* **LISTED RECORDS**
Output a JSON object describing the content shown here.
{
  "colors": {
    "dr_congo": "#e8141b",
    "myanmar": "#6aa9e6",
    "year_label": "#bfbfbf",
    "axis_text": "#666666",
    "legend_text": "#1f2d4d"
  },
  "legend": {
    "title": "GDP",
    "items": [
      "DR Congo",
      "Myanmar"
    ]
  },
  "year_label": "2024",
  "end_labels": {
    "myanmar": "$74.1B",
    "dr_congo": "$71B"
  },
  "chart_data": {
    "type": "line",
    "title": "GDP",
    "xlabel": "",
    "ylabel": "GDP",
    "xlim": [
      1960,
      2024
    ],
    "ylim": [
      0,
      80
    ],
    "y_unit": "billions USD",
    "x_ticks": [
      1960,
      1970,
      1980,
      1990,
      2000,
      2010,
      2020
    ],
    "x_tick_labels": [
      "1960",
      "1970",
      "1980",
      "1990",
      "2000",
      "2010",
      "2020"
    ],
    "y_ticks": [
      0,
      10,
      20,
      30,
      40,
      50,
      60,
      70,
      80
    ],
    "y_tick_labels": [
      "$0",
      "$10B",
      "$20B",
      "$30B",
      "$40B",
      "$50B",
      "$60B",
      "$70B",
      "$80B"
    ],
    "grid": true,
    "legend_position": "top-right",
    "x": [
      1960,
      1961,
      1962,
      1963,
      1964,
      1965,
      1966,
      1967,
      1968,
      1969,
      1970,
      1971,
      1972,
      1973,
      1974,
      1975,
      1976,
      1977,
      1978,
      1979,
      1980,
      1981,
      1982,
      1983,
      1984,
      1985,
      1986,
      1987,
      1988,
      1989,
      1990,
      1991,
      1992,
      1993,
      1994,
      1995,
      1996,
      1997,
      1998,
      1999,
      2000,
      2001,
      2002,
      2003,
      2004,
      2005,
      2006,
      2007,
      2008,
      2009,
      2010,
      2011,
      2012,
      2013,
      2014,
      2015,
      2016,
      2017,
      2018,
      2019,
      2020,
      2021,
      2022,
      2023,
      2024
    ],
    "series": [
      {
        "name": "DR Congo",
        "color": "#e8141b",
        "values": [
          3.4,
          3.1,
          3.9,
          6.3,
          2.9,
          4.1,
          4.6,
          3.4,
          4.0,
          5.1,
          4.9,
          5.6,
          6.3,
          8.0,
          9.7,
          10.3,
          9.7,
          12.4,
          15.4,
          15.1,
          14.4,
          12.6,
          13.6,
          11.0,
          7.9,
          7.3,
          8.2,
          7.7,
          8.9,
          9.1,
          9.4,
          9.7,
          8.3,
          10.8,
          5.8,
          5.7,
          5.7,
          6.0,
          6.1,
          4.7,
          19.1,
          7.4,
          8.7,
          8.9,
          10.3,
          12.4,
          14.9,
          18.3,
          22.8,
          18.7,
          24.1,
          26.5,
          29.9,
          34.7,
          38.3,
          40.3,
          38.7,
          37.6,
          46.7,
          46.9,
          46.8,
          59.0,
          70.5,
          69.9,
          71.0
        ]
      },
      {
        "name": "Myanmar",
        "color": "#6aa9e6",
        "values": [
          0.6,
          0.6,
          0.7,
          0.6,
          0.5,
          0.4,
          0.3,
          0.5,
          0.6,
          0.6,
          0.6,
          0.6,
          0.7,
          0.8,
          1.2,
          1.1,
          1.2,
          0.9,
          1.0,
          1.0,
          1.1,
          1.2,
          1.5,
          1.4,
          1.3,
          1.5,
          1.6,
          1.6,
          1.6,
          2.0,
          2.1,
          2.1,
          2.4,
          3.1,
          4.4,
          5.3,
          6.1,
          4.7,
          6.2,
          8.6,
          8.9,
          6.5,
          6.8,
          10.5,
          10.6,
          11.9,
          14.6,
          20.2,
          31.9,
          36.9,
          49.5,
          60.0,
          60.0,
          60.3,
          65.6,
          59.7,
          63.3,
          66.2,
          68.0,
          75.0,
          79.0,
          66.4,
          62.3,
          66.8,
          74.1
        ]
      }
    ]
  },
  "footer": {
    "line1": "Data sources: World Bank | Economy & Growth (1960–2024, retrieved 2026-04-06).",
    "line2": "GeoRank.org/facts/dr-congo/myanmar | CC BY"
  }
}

* **DIRECTION**
Retype all of the entries precisely as they are.

* **RESPONSE**
Output a JSON object describing the content shown here.
{
  "colors": {
    "dr_congo": "#e8141b",
    "myanmar": "#6aa9e6",
    "year_label": "#bfbfbf",
    "axis_text": "#666666",
    "legend_text": "#1f2d4d"
  },
  "legend": {
    "title": "GDP",
    "items": [
      "DR Congo",
      "Myanmar"
    ]
  },
  "year_label": "2024",
  "end_labels": {
    "myanmar": "$74.1B",
    "dr_congo": "$71B"
  },
  "chart_data": {
    "type": "line",
    "title": "GDP",
    "xlabel": "",
    "ylabel": "GDP",
    "xlim": [
      1960,
      2024
    ],
    "ylim": [
      0,
      80
    ],
    "y_unit": "billions USD",
    "x_ticks": [
      1960,
      1970,
      1980,
      1990,
      2000,
      2010,
      2020
    ],
    "x_tick_labels": [
      "1960",
      "1970",
      "1980",
      "1990",
      "2000",
      "2010",
      "2020"
    ],
    "y_ticks": [
      0,
      10,
      20,
      30,
      40,
      50,
      60,
      70,
      80
    ],
    "y_tick_labels": [
      "$0",
      "$10B",
      "$20B",
      "$30B",
      "$40B",
      "$50B",
      "$60B",
      "$70B",
      "$80B"
    ],
    "grid": true,
    "legend_position": "top-right",
    "x": [
      1960,
      1961,
      1962,
      1963,
      1964,
      1965,
      1966,
      1967,
      1968,
      1969,
      1970,
      1971,
      1972,
      1973,
      1974,
      1975,
      1976,
      1977,
      1978,
      1979,
      1980,
      1981,
      1982,
      1983,
      1984,
      1985,
      1986,
      1987,
      1988,
      1989,
      1990,
      1991,
      1992,
      1993,
      1994,
      1995,
      1996,
      1997,
      1998,
      1999,
      2000,
      2001,
      2002,
      2003,
      2004,
      2005,
      2006,
      2007,
      2008,
      2009,
      2010,
      2011,
      2012,
      2013,
      2014,
      2015,
      2016,
      2017,
      2018,
      2019,
      2020,
      2021,
      2022,
      2023,
      2024
    ],
    "series": [
      {
        "name": "DR Congo",
        "color": "#e8141b",
        "values": [
          3.4,
          3.1,
          3.9,
          6.3,
          2.9,
          4.1,
          4.6,
          3.4,
          4.0,
          5.1,
          4.9,
          5.6,
          6.3,
          8.0,
          9.7,
          10.3,
          9.7,
          12.4,
          15.4,
          15.1,
          14.4,
          12.6,
          13.6,
          11.0,
          7.9,
          7.3,
          8.2,
          7.7,
          8.9,
          9.1,
          9.4,
          9.7,
          8.3,
          10.8,
          5.8,
          5.7,
          5.7,
          6.0,
          6.1,
          4.7,
          19.1,
          7.4,
          8.7,
          8.9,
          10.3,
          12.4,
          14.9,
          18.3,
          22.8,
          18.7,
          24.1,
          26.5,
          29.9,
          34.7,
          38.3,
          40.3,
          38.7,
          37.6,
          46.7,
          46.9,
          46.8,
          59.0,
          70.5,
          69.9,
          71.0
        ]
      },
      {
        "name": "Myanmar",
        "color": "#6aa9e6",
        "values": [
          0.6,
          0.6,
          0.7,
          0.6,
          0.5,
          0.4,
          0.3,
          0.5,
          0.6,
          0.6,
          0.6,
          0.6,
          0.7,
          0.8,
          1.2,
          1.1,
          1.2,
          0.9,
          1.0,
          1.0,
          1.1,
          1.2,
          1.5,
          1.4,
          1.3,
          1.5,
          1.6,
          1.6,
          1.6,
          2.0,
          2.1,
          2.1,
          2.4,
          3.1,
          4.4,
          5.3,
          6.1,
          4.7,
          6.2,
          8.6,
          8.9,
          6.5,
          6.8,
          10.5,
          10.6,
          11.9,
          14.6,
          20.2,
          31.9,
          36.9,
          49.5,
          60.0,
          60.0,
          60.3,
          65.6,
          59.7,
          63.3,
          66.2,
          68.0,
          75.0,
          79.0,
          66.4,
          62.3,
          66.8,
          74.1
        ]
      }
    ]
  },
  "footer": {
    "line1": "Data sources: World Bank | Economy & Growth (1960–2024, retrieved 2026-04-06).",
    "line2": "GeoRank.org/facts/dr-congo/myanmar | CC BY"
  }
}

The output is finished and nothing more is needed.